## BEGIN
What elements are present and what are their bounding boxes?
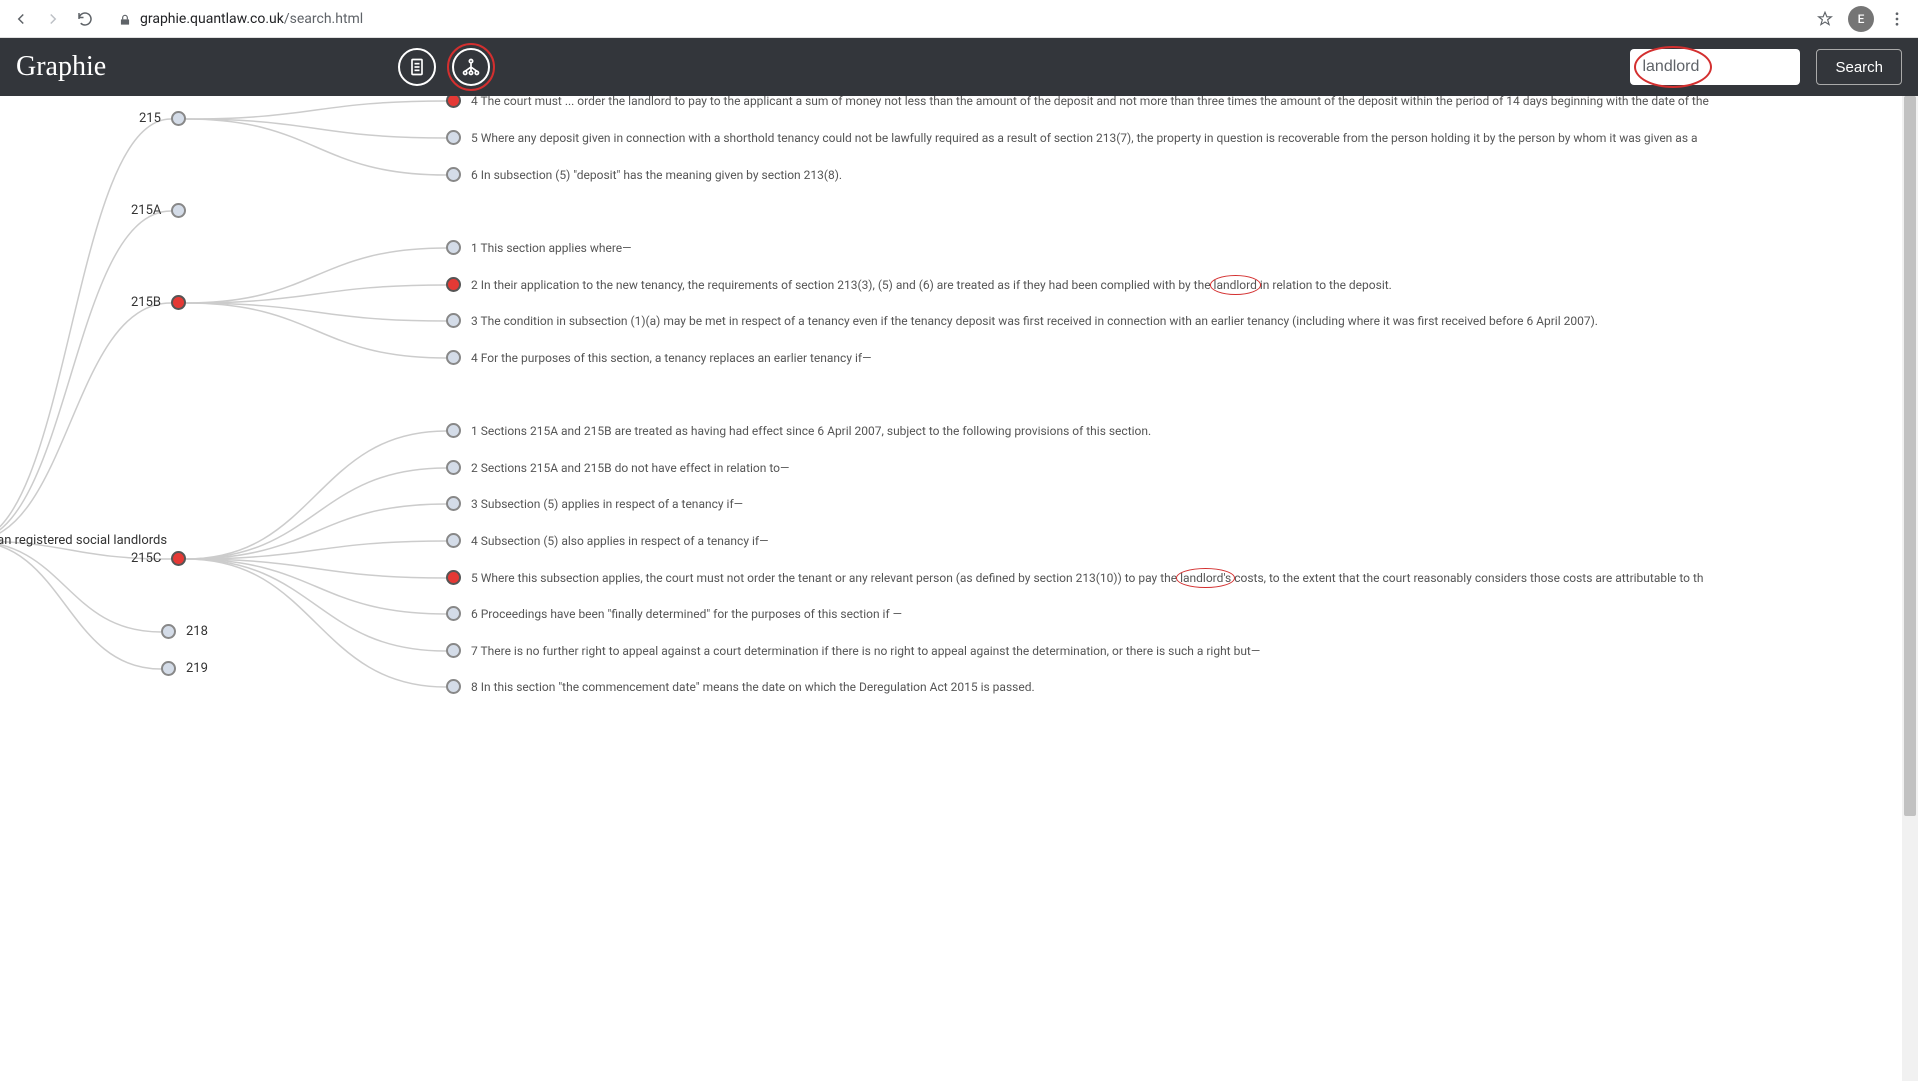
leaf-row[interactable]: 5 Where this subsection applies, the cou… — [446, 570, 1704, 585]
node-dot[interactable] — [161, 624, 176, 639]
section-node-215C[interactable]: 215C — [131, 551, 186, 566]
search-input[interactable] — [1630, 49, 1800, 85]
url-bar[interactable]: graphie.quantlaw.co.uk/search.html — [108, 5, 1802, 33]
leaf-row[interactable]: 1 This section applies where— — [446, 240, 632, 255]
leaf-text: 2 Sections 215A and 215B do not have eff… — [471, 461, 789, 475]
node-dot[interactable] — [171, 295, 186, 310]
search-input-wrap — [1630, 49, 1800, 85]
browser-chrome: graphie.quantlaw.co.uk/search.html E — [0, 0, 1918, 38]
node-label: 215 — [139, 111, 161, 126]
leaf-dot[interactable] — [446, 679, 461, 694]
app-title: Graphie — [16, 51, 106, 83]
section-node-215[interactable]: 215 — [139, 111, 186, 126]
graph-edges — [0, 96, 1918, 1081]
leaf-text: 4 Subsection (5) also applies in respect… — [471, 534, 768, 548]
leaf-text: 3 Subsection (5) applies in respect of a… — [471, 497, 743, 511]
node-dot[interactable] — [171, 551, 186, 566]
app-header: Graphie Search — [0, 38, 1918, 96]
leaf-dot[interactable] — [446, 533, 461, 548]
node-label: 215C — [131, 551, 161, 566]
leaf-text: 5 Where this subsection applies, the cou… — [471, 571, 1704, 585]
leaf-text: 4 The court must ... order the landlord … — [471, 96, 1709, 108]
url-text: graphie.quantlaw.co.uk/search.html — [140, 11, 363, 27]
root-label: han registered social landlords — [0, 533, 167, 548]
leaf-text: 1 This section applies where— — [471, 241, 632, 255]
leaf-text: 7 There is no further right to appeal ag… — [471, 644, 1260, 658]
leaf-text: 5 Where any deposit given in connection … — [471, 131, 1698, 145]
search-hit: landlord — [1214, 278, 1257, 292]
leaf-dot[interactable] — [446, 460, 461, 475]
leaf-row[interactable]: 2 In their application to the new tenanc… — [446, 277, 1392, 292]
lock-icon — [118, 12, 132, 26]
leaf-row[interactable]: 3 Subsection (5) applies in respect of a… — [446, 496, 743, 511]
leaf-row[interactable]: 6 Proceedings have been "finally determi… — [446, 606, 902, 621]
tree-view-button[interactable] — [452, 48, 490, 86]
leaf-dot[interactable] — [446, 130, 461, 145]
reload-button[interactable] — [76, 10, 94, 28]
bookmark-star-icon[interactable] — [1816, 10, 1834, 28]
browser-menu-icon[interactable] — [1888, 10, 1906, 28]
leaf-text: 6 In subsection (5) "deposit" has the me… — [471, 168, 842, 182]
leaf-row[interactable]: 6 In subsection (5) "deposit" has the me… — [446, 167, 842, 182]
node-dot[interactable] — [161, 661, 176, 676]
node-label: 215A — [131, 203, 161, 218]
section-node-218[interactable]: 218 — [161, 624, 208, 639]
node-label: 215B — [131, 295, 161, 310]
leaf-dot[interactable] — [446, 643, 461, 658]
leaf-dot[interactable] — [446, 423, 461, 438]
node-dot[interactable] — [171, 111, 186, 126]
scrollbar-thumb[interactable] — [1904, 96, 1916, 816]
back-button[interactable] — [12, 10, 30, 28]
leaf-text: 4 For the purposes of this section, a te… — [471, 351, 871, 365]
node-dot[interactable] — [171, 203, 186, 218]
leaf-row[interactable]: 4 For the purposes of this section, a te… — [446, 350, 871, 365]
leaf-dot[interactable] — [446, 496, 461, 511]
node-label: 218 — [186, 624, 208, 639]
leaf-dot[interactable] — [446, 313, 461, 328]
leaf-row[interactable]: 4 The court must ... order the landlord … — [446, 96, 1709, 108]
leaf-row[interactable]: 3 The condition in subsection (1)(a) may… — [446, 313, 1598, 328]
section-node-215B[interactable]: 215B — [131, 295, 186, 310]
section-node-215A[interactable]: 215A — [131, 203, 186, 218]
leaf-text: 3 The condition in subsection (1)(a) may… — [471, 314, 1598, 328]
leaf-row[interactable]: 7 There is no further right to appeal ag… — [446, 643, 1260, 658]
leaf-text: 1 Sections 215A and 215B are treated as … — [471, 424, 1151, 438]
leaf-dot[interactable] — [446, 277, 461, 292]
leaf-dot[interactable] — [446, 606, 461, 621]
search-button[interactable]: Search — [1816, 49, 1902, 85]
leaf-row[interactable]: 4 Subsection (5) also applies in respect… — [446, 533, 768, 548]
leaf-dot[interactable] — [446, 96, 461, 108]
profile-avatar[interactable]: E — [1848, 6, 1874, 32]
root-node: han registered social landlords — [0, 533, 167, 548]
leaf-dot[interactable] — [446, 240, 461, 255]
leaf-text: 8 In this section "the commencement date… — [471, 680, 1035, 694]
section-node-219[interactable]: 219 — [161, 661, 208, 676]
scrollbar[interactable] — [1902, 96, 1918, 1081]
leaf-text: 6 Proceedings have been "finally determi… — [471, 607, 902, 621]
leaf-row[interactable]: 5 Where any deposit given in connection … — [446, 130, 1698, 145]
graph-canvas[interactable]: 215 215A 215B 215C 218 219 han registered soci… — [0, 96, 1918, 1081]
leaf-dot[interactable] — [446, 350, 461, 365]
leaf-dot[interactable] — [446, 167, 461, 182]
document-view-button[interactable] — [398, 48, 436, 86]
node-label: 219 — [186, 661, 208, 676]
leaf-row[interactable]: 2 Sections 215A and 215B do not have eff… — [446, 460, 789, 475]
forward-button[interactable] — [44, 10, 62, 28]
search-hit: landlord's — [1180, 571, 1231, 585]
leaf-dot[interactable] — [446, 570, 461, 585]
leaf-row[interactable]: 8 In this section "the commencement date… — [446, 679, 1035, 694]
leaf-row[interactable]: 1 Sections 215A and 215B are treated as … — [446, 423, 1151, 438]
leaf-text: 2 In their application to the new tenanc… — [471, 278, 1392, 292]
## END
Copy every line of the items above word for word, leaving out the pictures.

→ **Output of the task**
What elements are present and what are their bounding boxes?
leaf-row[interactable]: 5 Where this subsection applies, the cou… — [446, 570, 1704, 585]
node-dot[interactable] — [161, 624, 176, 639]
section-node-215C[interactable]: 215C — [131, 551, 186, 566]
search-input[interactable] — [1630, 49, 1800, 85]
url-bar[interactable]: graphie.quantlaw.co.uk/search.html — [108, 5, 1802, 33]
leaf-row[interactable]: 1 This section applies where— — [446, 240, 632, 255]
leaf-text: 2 Sections 215A and 215B do not have eff… — [471, 461, 789, 475]
node-dot[interactable] — [171, 295, 186, 310]
search-input-wrap — [1630, 49, 1800, 85]
browser-chrome: graphie.quantlaw.co.uk/search.html E — [0, 0, 1918, 38]
node-label: 215 — [139, 111, 161, 126]
leaf-dot[interactable] — [446, 679, 461, 694]
app-title: Graphie — [16, 51, 106, 83]
section-node-215[interactable]: 215 — [139, 111, 186, 126]
graph-edges — [0, 96, 1918, 1081]
leaf-text: 4 Subsection (5) also applies in respect… — [471, 534, 768, 548]
leaf-text: 3 Subsection (5) applies in respect of a… — [471, 497, 743, 511]
node-dot[interactable] — [171, 551, 186, 566]
app-header: Graphie Search — [0, 38, 1918, 96]
leaf-dot[interactable] — [446, 533, 461, 548]
node-label: 215C — [131, 551, 161, 566]
leaf-text: 5 Where this subsection applies, the cou… — [471, 571, 1704, 585]
leaf-text: 4 The court must ... order the landlord … — [471, 96, 1709, 108]
url-text: graphie.quantlaw.co.uk/search.html — [140, 11, 363, 27]
root-label: han registered social landlords — [0, 533, 167, 548]
leaf-text: 1 This section applies where— — [471, 241, 632, 255]
leaf-text: 7 There is no further right to appeal ag… — [471, 644, 1260, 658]
leaf-text: 5 Where any deposit given in connection … — [471, 131, 1698, 145]
search-hit: landlord — [1214, 278, 1257, 292]
leaf-dot[interactable] — [446, 460, 461, 475]
leaf-row[interactable]: 2 In their application to the new tenanc… — [446, 277, 1392, 292]
lock-icon — [118, 12, 132, 26]
leaf-row[interactable]: 3 Subsection (5) applies in respect of a… — [446, 496, 743, 511]
leaf-row[interactable]: 6 Proceedings have been "finally determi… — [446, 606, 902, 621]
tree-view-button[interactable] — [452, 48, 490, 86]
leaf-dot[interactable] — [446, 130, 461, 145]
reload-button[interactable] — [76, 10, 94, 28]
bookmark-star-icon[interactable] — [1816, 10, 1834, 28]
browser-menu-icon[interactable] — [1888, 10, 1906, 28]
leaf-text: 6 In subsection (5) "deposit" has the me… — [471, 168, 842, 182]
leaf-row[interactable]: 6 In subsection (5) "deposit" has the me… — [446, 167, 842, 182]
node-dot[interactable] — [161, 661, 176, 676]
node-label: 215A — [131, 203, 161, 218]
section-node-218[interactable]: 218 — [161, 624, 208, 639]
node-label: 215B — [131, 295, 161, 310]
leaf-dot[interactable] — [446, 643, 461, 658]
leaf-dot[interactable] — [446, 423, 461, 438]
node-dot[interactable] — [171, 111, 186, 126]
scrollbar-thumb[interactable] — [1904, 96, 1916, 816]
back-button[interactable] — [12, 10, 30, 28]
leaf-text: 4 For the purposes of this section, a te… — [471, 351, 871, 365]
node-dot[interactable] — [171, 203, 186, 218]
leaf-row[interactable]: 4 For the purposes of this section, a te… — [446, 350, 871, 365]
leaf-dot[interactable] — [446, 496, 461, 511]
node-label: 218 — [186, 624, 208, 639]
leaf-dot[interactable] — [446, 313, 461, 328]
leaf-row[interactable]: 4 The court must ... order the landlord … — [446, 96, 1709, 108]
leaf-row[interactable]: 3 The condition in subsection (1)(a) may… — [446, 313, 1598, 328]
section-node-215B[interactable]: 215B — [131, 295, 186, 310]
section-node-215A[interactable]: 215A — [131, 203, 186, 218]
leaf-text: 3 The condition in subsection (1)(a) may… — [471, 314, 1598, 328]
leaf-row[interactable]: 7 There is no further right to appeal ag… — [446, 643, 1260, 658]
leaf-text: 1 Sections 215A and 215B are treated as … — [471, 424, 1151, 438]
leaf-dot[interactable] — [446, 277, 461, 292]
leaf-dot[interactable] — [446, 606, 461, 621]
search-button[interactable]: Search — [1816, 49, 1902, 85]
leaf-row[interactable]: 4 Subsection (5) also applies in respect… — [446, 533, 768, 548]
leaf-dot[interactable] — [446, 96, 461, 108]
profile-avatar[interactable]: E — [1848, 6, 1874, 32]
root-node: han registered social landlords — [0, 533, 167, 548]
leaf-dot[interactable] — [446, 240, 461, 255]
leaf-text: 8 In this section "the commencement date… — [471, 680, 1035, 694]
section-node-219[interactable]: 219 — [161, 661, 208, 676]
scrollbar[interactable] — [1902, 96, 1918, 1081]
leaf-text: 6 Proceedings have been "finally determi… — [471, 607, 902, 621]
leaf-row[interactable]: 5 Where any deposit given in connection … — [446, 130, 1698, 145]
graph-canvas[interactable]: 215 215A 215B 215C 218 219 han registered soci… — [0, 96, 1918, 1081]
leaf-dot[interactable] — [446, 350, 461, 365]
leaf-dot[interactable] — [446, 167, 461, 182]
document-view-button[interactable] — [398, 48, 436, 86]
node-label: 219 — [186, 661, 208, 676]
leaf-row[interactable]: 2 Sections 215A and 215B do not have eff… — [446, 460, 789, 475]
forward-button[interactable] — [44, 10, 62, 28]
search-hit: landlord's — [1180, 571, 1231, 585]
leaf-dot[interactable] — [446, 570, 461, 585]
leaf-row[interactable]: 8 In this section "the commencement date… — [446, 679, 1035, 694]
leaf-row[interactable]: 1 Sections 215A and 215B are treated as … — [446, 423, 1151, 438]
leaf-text: 2 In their application to the new tenanc… — [471, 278, 1392, 292]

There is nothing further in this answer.